Items listed in a dataset
____
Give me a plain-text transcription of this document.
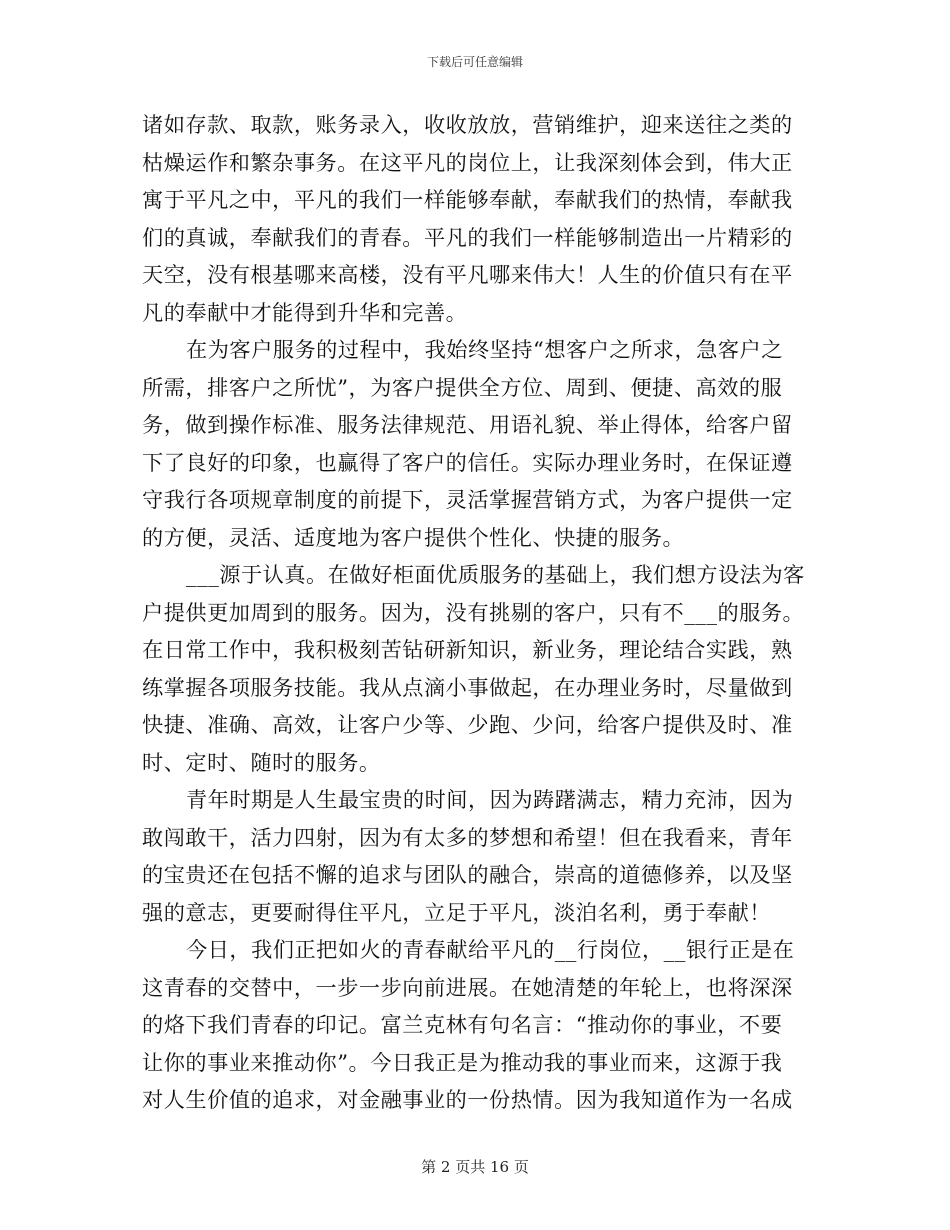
下载后可任意编辑
诸如存款、取款，账务录入，收收放放，营销维护，迎来送往之类的
枯燥运作和繁杂事务。在这平凡的岗位上，让我深刻体会到，伟大正
寓于平凡之中，平凡的我们一样能够奉献，奉献我们的热情，奉献我
们的真诚，奉献我们的青春。平凡的我们一样能够制造出一片精彩的
天空，没有根基哪来高楼，没有平凡哪来伟大！人生的价值只有在平
凡的奉献中才能得到升华和完善。
在为客户服务的过程中，我始终坚持“想客户之所求，急客户之
所需，排客户之所忧”，为客户提供全方位、周到、便捷、高效的服
务，做到操作标准、服务法律规范、用语礼貌、举止得体，给客户留
下了良好的印象，也赢得了客户的信任。实际办理业务时，在保证遵
守我行各项规章制度的前提下，灵活掌握营销方式，为客户提供一定
的方便，灵活、适度地为客户提供个性化、快捷的服务。
___源于认真。在做好柜面优质服务的基础上，我们想方设法为客
户提供更加周到的服务。因为，没有挑剔的客户，只有不___的服务。
在日常工作中，我积极刻苦钻研新知识，新业务，理论结合实践，熟
练掌握各项服务技能。我从点滴小事做起，在办理业务时，尽量做到
快捷、准确、高效，让客户少等、少跑、少问，给客户提供及时、准
时、定时、随时的服务。
青年时期是人生最宝贵的时间，因为踌躇满志，精力充沛，因为
敢闯敢干，活力四射，因为有太多的梦想和希望！但在我看来，青年
的宝贵还在包括不懈的追求与团队的融合，崇高的道德修养，以及坚
强的意志，更要耐得住平凡，立足于平凡，淡泊名利，勇于奉献！
今日，我们正把如火的青春献给平凡的__行岗位，__银行正是在
这青春的交替中，一步一步向前进展。在她清楚的年轮上，也将深深
的烙下我们青春的印记。富兰克林有句名言：“推动你的事业，不要
让你的事业来推动你”。今日我正是为推动我的事业而来，这源于我
对人生价值的追求，对金融事业的一份热情。因为我知道作为一名成
第 2 页共 16 页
____
=== Instruction ===
Apart from the pictures, the entries above are to be repeated in full and exactly.

=== Response to this exercise ===
Give me a plain-text transcription of this document.
下载后可任意编辑
诸如存款、取款，账务录入，收收放放，营销维护，迎来送往之类的
枯燥运作和繁杂事务。在这平凡的岗位上，让我深刻体会到，伟大正
寓于平凡之中，平凡的我们一样能够奉献，奉献我们的热情，奉献我
们的真诚，奉献我们的青春。平凡的我们一样能够制造出一片精彩的
天空，没有根基哪来高楼，没有平凡哪来伟大！人生的价值只有在平
凡的奉献中才能得到升华和完善。
在为客户服务的过程中，我始终坚持“想客户之所求，急客户之
所需，排客户之所忧”，为客户提供全方位、周到、便捷、高效的服
务，做到操作标准、服务法律规范、用语礼貌、举止得体，给客户留
下了良好的印象，也赢得了客户的信任。实际办理业务时，在保证遵
守我行各项规章制度的前提下，灵活掌握营销方式，为客户提供一定
的方便，灵活、适度地为客户提供个性化、快捷的服务。
___源于认真。在做好柜面优质服务的基础上，我们想方设法为客
户提供更加周到的服务。因为，没有挑剔的客户，只有不___的服务。
在日常工作中，我积极刻苦钻研新知识，新业务，理论结合实践，熟
练掌握各项服务技能。我从点滴小事做起，在办理业务时，尽量做到
快捷、准确、高效，让客户少等、少跑、少问，给客户提供及时、准
时、定时、随时的服务。
青年时期是人生最宝贵的时间，因为踌躇满志，精力充沛，因为
敢闯敢干，活力四射，因为有太多的梦想和希望！但在我看来，青年
的宝贵还在包括不懈的追求与团队的融合，崇高的道德修养，以及坚
强的意志，更要耐得住平凡，立足于平凡，淡泊名利，勇于奉献！
今日，我们正把如火的青春献给平凡的__行岗位，__银行正是在
这青春的交替中，一步一步向前进展。在她清楚的年轮上，也将深深
的烙下我们青春的印记。富兰克林有句名言：“推动你的事业，不要
让你的事业来推动你”。今日我正是为推动我的事业而来，这源于我
对人生价值的追求，对金融事业的一份热情。因为我知道作为一名成
第 2 页共 16 页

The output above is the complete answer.